━━━ RECORDS SUPPLIED ━━━
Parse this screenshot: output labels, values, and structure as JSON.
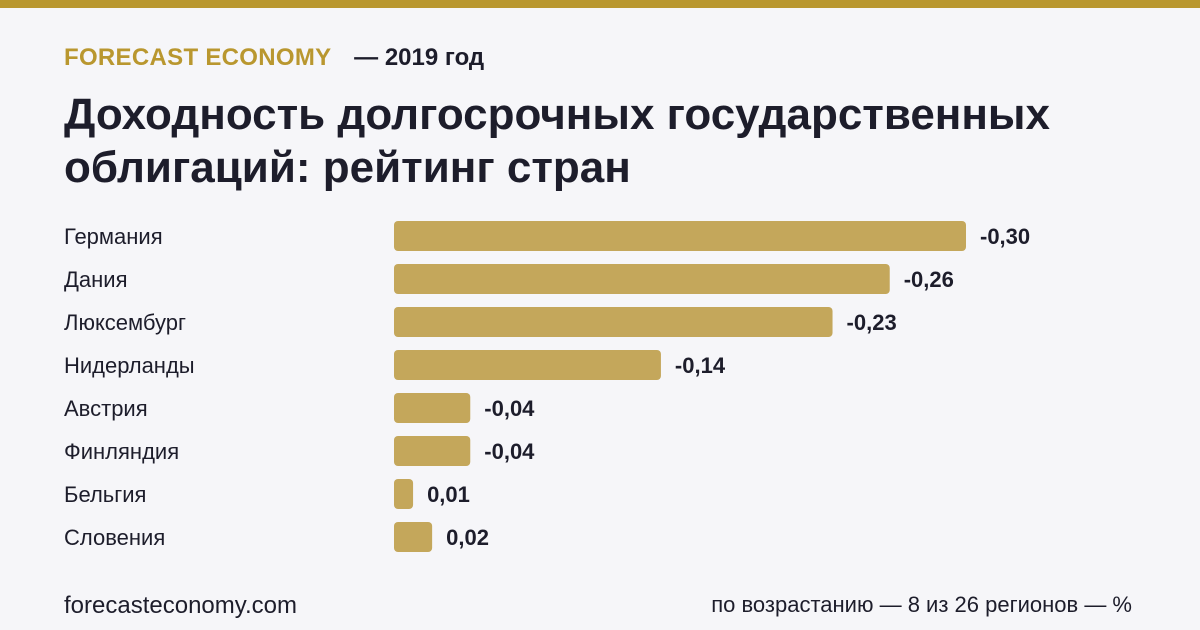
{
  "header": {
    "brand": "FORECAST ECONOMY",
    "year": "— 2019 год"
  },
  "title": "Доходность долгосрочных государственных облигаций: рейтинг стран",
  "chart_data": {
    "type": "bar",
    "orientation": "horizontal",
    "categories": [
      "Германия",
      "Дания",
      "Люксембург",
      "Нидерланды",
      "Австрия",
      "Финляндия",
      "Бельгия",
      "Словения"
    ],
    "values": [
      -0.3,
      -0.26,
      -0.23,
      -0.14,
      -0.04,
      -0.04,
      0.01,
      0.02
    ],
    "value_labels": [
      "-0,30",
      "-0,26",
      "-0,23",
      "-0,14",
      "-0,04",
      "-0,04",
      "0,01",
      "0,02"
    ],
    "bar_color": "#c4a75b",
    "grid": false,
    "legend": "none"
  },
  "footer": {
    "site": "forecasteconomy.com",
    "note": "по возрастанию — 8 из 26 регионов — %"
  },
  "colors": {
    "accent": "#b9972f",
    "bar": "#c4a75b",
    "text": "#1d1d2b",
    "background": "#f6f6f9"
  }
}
━━━
## TASK BRIEF
Going over the lines above, work out how many include "values", then give only that number.

## ANSWER FOR THE TASK
2